| PROBLEM |
Read the listing below and copy out every line that holds "image".

| ITEMS |
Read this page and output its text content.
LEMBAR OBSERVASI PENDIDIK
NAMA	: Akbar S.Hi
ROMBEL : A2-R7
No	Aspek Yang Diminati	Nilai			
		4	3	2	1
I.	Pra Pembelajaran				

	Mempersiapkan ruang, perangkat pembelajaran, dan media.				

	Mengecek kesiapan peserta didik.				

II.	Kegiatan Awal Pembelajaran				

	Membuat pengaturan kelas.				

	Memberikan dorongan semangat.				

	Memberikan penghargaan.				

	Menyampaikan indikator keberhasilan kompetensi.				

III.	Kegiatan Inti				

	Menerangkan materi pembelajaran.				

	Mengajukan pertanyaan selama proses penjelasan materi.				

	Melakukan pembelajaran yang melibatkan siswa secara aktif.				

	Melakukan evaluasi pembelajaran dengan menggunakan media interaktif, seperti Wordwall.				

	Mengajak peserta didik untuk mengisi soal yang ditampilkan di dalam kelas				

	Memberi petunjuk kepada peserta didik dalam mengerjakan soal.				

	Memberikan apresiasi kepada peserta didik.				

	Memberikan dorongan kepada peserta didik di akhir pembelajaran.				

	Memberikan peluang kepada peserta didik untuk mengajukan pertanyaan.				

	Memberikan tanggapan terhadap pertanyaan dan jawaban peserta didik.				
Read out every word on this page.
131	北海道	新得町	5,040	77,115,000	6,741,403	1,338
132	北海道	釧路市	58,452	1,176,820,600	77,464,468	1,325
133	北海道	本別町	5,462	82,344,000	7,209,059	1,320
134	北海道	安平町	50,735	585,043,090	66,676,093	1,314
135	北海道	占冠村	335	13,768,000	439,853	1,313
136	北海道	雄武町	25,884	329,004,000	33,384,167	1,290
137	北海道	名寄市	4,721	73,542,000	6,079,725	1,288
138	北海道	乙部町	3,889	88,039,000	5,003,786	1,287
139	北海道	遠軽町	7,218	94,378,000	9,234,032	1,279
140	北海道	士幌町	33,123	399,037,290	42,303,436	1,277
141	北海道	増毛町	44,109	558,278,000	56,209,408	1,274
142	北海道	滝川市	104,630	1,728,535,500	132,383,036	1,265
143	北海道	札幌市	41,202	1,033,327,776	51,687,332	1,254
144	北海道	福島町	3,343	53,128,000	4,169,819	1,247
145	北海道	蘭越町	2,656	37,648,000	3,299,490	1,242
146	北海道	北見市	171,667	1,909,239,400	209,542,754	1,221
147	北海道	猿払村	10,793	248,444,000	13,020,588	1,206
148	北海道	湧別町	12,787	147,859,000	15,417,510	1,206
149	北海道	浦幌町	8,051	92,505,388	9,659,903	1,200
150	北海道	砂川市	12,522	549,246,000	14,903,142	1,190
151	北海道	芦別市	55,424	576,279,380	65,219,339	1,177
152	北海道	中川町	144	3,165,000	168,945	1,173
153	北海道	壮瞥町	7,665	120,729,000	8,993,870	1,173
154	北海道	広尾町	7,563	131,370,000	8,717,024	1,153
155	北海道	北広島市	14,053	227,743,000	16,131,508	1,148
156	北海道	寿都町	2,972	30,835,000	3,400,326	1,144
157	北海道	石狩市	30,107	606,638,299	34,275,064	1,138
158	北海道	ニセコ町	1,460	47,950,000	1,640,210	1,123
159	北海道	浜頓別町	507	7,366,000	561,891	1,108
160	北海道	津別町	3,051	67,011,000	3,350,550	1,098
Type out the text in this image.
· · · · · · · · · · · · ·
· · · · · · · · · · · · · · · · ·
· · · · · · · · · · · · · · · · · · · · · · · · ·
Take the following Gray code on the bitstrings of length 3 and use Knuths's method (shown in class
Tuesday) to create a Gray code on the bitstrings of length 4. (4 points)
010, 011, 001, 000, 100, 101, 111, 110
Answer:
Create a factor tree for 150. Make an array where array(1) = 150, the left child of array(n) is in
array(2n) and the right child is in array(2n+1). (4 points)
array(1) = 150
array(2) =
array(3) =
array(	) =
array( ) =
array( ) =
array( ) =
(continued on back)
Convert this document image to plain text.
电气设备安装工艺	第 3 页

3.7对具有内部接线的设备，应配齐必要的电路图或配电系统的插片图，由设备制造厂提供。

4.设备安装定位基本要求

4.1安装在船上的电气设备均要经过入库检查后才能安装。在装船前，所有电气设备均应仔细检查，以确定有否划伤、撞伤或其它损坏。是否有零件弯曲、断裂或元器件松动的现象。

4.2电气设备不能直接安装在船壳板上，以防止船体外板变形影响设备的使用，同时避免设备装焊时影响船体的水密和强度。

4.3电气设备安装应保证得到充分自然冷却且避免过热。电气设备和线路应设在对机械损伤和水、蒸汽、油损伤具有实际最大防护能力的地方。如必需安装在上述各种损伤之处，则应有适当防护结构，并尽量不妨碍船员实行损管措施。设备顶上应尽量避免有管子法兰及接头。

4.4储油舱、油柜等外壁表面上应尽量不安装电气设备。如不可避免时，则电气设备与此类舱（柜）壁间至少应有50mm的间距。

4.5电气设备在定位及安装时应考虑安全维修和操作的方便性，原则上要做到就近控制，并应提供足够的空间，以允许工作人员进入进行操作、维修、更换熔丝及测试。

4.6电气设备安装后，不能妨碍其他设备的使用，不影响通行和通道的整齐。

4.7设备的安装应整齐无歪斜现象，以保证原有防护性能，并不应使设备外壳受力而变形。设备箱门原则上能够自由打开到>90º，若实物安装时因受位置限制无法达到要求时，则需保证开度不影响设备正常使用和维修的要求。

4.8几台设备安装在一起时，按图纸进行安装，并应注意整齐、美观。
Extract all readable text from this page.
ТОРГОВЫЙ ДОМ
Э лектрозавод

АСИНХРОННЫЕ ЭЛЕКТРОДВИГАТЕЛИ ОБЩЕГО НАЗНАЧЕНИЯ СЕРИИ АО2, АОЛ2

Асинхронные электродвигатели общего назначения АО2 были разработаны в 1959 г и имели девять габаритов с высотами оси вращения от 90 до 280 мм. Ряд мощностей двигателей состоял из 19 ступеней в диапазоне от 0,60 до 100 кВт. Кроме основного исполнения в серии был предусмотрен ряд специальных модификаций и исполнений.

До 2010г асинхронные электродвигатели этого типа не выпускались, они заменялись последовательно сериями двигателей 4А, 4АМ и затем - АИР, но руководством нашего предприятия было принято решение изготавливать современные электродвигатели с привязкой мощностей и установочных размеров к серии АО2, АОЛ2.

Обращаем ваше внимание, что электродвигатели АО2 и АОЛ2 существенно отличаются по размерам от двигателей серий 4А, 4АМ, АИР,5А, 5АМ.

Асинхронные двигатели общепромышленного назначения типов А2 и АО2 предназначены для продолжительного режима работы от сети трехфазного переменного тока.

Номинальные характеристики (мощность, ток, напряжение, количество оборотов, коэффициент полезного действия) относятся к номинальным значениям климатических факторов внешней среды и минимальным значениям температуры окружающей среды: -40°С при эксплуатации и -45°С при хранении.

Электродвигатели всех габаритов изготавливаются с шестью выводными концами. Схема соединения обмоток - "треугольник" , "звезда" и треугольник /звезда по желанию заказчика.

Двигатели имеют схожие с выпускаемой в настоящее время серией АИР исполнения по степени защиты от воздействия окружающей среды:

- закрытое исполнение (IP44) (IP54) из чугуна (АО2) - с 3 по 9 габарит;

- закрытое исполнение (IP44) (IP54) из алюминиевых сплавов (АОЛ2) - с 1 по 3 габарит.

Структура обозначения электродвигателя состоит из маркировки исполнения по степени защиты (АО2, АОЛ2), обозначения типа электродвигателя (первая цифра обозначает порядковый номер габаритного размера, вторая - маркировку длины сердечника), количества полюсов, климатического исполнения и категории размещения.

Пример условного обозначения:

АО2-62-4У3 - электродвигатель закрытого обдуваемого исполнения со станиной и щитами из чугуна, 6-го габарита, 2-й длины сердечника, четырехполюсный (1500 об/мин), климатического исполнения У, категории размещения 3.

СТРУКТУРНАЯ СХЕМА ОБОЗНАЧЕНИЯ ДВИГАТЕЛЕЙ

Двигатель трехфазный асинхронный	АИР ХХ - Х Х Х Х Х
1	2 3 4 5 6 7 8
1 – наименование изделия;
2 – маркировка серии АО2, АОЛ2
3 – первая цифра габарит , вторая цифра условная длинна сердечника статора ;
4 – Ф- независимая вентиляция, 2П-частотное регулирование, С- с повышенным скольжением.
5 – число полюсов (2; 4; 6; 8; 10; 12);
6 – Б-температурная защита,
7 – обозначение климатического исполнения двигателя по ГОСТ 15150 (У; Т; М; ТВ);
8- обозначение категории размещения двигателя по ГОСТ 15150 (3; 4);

| REPLY TO THE EXERCISE |
Type out the text in this image.
Convert this document image to plain text.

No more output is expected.